_What you are asked to do_
Using the records that follow, copy every line containing the word "Weekly".

_Given information_
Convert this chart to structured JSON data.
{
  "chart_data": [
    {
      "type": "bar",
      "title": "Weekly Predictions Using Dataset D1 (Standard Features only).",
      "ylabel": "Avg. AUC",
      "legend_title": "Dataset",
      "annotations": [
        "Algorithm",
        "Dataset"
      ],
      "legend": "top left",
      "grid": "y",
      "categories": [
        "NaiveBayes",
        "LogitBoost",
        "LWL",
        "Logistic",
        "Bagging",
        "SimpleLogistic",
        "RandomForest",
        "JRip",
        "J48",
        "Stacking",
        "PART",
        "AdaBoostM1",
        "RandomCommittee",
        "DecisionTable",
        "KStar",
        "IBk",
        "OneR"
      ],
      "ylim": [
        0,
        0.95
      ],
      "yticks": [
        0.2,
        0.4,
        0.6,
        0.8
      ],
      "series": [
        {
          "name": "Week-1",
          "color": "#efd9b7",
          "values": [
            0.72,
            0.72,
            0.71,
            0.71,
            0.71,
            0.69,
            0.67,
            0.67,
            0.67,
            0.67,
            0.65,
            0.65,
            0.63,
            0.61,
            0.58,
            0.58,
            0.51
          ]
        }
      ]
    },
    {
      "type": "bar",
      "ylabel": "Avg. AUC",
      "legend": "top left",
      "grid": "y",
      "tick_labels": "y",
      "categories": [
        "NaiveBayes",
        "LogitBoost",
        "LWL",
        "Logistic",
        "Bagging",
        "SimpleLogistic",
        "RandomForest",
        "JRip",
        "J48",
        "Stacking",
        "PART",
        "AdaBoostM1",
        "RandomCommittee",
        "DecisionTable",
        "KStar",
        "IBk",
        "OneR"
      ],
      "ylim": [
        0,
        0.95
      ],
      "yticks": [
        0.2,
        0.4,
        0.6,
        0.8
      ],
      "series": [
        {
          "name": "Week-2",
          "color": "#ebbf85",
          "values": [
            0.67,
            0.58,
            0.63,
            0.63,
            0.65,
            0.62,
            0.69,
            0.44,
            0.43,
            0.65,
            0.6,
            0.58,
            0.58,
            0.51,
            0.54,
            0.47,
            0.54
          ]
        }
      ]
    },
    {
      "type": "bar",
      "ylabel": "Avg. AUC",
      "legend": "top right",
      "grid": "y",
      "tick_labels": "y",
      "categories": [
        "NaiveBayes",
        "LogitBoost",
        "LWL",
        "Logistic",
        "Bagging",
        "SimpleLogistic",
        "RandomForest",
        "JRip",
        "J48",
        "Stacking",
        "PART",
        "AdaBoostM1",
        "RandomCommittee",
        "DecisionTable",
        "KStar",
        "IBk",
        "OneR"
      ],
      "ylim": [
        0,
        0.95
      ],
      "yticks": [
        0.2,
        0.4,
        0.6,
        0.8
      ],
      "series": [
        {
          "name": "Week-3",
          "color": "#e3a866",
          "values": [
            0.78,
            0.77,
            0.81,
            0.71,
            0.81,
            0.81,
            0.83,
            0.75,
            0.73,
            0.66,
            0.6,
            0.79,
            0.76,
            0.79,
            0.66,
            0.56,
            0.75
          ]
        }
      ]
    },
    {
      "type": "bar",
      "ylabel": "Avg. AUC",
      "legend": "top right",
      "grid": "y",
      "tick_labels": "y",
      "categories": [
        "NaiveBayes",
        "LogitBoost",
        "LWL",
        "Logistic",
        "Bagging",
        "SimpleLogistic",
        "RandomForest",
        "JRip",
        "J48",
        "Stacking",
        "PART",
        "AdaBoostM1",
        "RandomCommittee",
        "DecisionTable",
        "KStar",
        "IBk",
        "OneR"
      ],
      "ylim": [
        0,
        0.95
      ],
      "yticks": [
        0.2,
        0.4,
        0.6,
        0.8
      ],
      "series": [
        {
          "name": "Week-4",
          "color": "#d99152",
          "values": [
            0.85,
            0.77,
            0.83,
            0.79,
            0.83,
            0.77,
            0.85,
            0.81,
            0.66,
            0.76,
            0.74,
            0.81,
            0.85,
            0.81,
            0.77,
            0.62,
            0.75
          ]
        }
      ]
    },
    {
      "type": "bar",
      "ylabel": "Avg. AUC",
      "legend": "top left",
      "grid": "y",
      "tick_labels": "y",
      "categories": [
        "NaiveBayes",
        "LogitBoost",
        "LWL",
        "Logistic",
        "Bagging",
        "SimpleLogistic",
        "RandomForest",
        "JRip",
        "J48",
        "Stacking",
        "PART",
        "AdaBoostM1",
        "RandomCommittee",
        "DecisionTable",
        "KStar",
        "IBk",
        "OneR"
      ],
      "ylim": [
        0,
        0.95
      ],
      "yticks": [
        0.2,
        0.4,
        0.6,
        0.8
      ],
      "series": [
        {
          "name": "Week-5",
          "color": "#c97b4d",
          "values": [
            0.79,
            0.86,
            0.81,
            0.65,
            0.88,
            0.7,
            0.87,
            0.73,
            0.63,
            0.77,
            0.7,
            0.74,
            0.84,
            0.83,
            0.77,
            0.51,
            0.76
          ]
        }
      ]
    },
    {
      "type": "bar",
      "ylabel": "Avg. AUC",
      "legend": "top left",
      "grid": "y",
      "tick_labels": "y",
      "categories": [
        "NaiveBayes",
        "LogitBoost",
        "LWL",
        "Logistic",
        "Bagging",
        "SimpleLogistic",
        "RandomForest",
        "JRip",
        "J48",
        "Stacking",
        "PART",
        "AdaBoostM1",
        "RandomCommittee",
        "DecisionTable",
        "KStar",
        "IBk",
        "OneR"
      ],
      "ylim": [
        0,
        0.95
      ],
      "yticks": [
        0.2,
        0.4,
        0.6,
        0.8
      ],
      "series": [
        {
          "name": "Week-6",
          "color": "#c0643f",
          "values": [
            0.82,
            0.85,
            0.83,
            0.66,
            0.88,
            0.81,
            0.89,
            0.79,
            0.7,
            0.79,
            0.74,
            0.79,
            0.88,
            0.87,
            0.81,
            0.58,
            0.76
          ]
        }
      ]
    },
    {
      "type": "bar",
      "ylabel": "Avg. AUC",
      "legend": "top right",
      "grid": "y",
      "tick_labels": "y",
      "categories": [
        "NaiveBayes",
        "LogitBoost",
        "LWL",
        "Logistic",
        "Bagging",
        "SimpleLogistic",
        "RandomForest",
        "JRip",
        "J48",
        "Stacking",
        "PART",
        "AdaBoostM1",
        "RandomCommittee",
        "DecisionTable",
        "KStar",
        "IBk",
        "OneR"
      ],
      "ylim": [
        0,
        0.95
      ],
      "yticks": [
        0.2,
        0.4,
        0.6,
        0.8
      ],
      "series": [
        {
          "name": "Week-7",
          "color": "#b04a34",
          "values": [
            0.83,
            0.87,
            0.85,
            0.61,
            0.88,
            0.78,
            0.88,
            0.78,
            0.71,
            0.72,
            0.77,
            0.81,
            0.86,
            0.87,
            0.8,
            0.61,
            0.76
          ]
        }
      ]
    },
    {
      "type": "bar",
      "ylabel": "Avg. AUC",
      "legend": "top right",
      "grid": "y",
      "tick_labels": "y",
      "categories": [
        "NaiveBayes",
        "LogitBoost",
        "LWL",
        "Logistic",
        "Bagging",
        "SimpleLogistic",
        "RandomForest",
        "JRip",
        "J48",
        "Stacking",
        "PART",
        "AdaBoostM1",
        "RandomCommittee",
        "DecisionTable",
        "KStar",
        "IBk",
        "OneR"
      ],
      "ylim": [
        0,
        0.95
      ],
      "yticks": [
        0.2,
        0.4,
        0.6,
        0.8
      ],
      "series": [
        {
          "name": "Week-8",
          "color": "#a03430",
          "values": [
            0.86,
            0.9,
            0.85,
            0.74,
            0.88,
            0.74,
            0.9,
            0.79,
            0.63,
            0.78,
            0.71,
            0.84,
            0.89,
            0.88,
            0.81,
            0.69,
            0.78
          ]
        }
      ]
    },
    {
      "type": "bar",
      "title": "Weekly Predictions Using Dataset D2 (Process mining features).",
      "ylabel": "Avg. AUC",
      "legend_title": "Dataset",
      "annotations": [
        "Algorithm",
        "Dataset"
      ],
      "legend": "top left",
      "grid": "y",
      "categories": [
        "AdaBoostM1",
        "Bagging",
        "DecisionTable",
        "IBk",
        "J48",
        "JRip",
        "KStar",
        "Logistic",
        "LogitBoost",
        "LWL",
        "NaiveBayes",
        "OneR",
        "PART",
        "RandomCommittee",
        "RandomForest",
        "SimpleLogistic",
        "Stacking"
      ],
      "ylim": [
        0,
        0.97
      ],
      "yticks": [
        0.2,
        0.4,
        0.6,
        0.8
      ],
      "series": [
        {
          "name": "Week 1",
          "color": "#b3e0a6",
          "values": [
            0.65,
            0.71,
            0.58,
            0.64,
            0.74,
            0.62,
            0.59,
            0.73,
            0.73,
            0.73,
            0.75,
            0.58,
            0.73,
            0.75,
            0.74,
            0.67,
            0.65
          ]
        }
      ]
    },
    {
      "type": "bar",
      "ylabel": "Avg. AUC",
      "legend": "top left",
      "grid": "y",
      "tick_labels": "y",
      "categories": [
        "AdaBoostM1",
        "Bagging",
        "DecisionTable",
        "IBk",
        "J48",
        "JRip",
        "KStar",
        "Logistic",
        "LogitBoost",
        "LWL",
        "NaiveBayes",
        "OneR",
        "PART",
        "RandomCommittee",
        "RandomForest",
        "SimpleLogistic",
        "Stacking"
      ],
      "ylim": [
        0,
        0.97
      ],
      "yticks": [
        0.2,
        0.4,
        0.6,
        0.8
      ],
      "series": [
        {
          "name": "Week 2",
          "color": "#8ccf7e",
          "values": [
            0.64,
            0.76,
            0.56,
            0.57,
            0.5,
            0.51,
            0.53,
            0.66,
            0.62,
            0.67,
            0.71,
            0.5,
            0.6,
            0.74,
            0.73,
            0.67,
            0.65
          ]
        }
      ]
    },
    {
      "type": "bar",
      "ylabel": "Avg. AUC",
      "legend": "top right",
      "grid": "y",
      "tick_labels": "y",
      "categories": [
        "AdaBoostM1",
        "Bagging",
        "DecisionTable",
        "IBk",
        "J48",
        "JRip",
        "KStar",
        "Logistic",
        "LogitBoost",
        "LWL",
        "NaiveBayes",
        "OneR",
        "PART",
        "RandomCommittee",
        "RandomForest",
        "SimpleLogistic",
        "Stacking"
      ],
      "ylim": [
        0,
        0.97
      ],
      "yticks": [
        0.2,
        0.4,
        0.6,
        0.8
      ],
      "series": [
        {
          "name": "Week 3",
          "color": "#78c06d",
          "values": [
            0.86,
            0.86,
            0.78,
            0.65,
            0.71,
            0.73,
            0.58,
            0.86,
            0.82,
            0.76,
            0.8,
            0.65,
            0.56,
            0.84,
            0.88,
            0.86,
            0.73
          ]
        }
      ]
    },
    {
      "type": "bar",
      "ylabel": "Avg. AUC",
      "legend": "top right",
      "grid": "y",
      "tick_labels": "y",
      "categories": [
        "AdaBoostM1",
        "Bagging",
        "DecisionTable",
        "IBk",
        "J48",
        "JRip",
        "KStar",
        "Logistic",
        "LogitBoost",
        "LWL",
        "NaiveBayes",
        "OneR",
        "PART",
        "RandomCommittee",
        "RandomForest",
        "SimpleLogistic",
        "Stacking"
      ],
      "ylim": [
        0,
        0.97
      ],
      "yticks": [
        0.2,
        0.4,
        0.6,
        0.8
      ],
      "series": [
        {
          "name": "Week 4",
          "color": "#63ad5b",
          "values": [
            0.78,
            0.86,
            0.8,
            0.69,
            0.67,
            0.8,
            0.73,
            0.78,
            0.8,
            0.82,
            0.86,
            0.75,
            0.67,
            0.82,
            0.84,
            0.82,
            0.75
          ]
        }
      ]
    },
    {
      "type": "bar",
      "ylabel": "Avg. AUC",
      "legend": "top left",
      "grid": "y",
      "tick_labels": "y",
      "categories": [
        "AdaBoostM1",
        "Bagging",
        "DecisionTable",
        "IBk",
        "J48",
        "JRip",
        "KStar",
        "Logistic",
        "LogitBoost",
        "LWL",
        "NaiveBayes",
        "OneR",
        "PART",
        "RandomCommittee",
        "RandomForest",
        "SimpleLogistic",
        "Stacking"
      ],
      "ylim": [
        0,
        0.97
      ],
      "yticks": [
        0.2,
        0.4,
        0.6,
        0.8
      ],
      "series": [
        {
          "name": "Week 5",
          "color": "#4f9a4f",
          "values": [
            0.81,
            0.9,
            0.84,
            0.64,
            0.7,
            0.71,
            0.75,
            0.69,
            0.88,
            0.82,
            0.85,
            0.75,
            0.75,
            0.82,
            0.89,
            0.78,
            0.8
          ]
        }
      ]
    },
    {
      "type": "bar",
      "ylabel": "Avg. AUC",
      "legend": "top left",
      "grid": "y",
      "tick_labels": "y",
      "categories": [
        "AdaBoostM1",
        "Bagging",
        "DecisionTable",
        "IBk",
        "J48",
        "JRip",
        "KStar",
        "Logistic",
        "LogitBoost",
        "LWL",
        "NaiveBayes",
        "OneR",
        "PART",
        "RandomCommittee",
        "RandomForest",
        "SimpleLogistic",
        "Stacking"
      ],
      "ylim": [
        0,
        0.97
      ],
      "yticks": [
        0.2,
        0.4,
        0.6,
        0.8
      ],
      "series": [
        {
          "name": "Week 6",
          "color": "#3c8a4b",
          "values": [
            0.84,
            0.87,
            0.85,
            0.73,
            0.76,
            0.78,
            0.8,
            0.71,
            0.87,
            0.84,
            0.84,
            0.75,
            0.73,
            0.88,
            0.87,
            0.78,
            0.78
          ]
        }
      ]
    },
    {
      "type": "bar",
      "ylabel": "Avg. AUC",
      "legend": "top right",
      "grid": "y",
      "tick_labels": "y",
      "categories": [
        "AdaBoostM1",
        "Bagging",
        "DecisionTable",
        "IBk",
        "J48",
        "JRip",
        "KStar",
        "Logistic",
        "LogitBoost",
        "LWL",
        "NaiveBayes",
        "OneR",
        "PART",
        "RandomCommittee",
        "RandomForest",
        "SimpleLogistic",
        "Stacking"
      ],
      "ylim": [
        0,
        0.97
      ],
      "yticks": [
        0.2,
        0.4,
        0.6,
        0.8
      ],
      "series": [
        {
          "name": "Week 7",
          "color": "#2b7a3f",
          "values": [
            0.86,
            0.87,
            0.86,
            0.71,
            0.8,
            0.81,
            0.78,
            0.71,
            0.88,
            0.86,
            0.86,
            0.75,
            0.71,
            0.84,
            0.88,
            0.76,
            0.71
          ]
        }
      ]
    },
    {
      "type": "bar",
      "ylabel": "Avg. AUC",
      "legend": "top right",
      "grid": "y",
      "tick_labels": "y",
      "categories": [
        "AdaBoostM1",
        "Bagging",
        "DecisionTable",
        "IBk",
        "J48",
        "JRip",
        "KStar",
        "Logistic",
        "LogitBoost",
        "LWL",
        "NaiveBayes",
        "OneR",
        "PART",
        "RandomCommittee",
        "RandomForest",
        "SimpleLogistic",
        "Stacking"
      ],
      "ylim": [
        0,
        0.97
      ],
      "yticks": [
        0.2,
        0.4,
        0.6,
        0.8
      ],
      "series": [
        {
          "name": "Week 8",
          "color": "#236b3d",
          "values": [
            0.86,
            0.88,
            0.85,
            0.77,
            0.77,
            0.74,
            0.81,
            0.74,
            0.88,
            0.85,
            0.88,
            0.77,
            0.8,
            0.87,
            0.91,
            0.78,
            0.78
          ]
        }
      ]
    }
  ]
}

_Output for this task_
      "title": "Weekly Predictions Using Dataset D1 (Standard Features only).",
      "title": "Weekly Predictions Using Dataset D2 (Process mining features).",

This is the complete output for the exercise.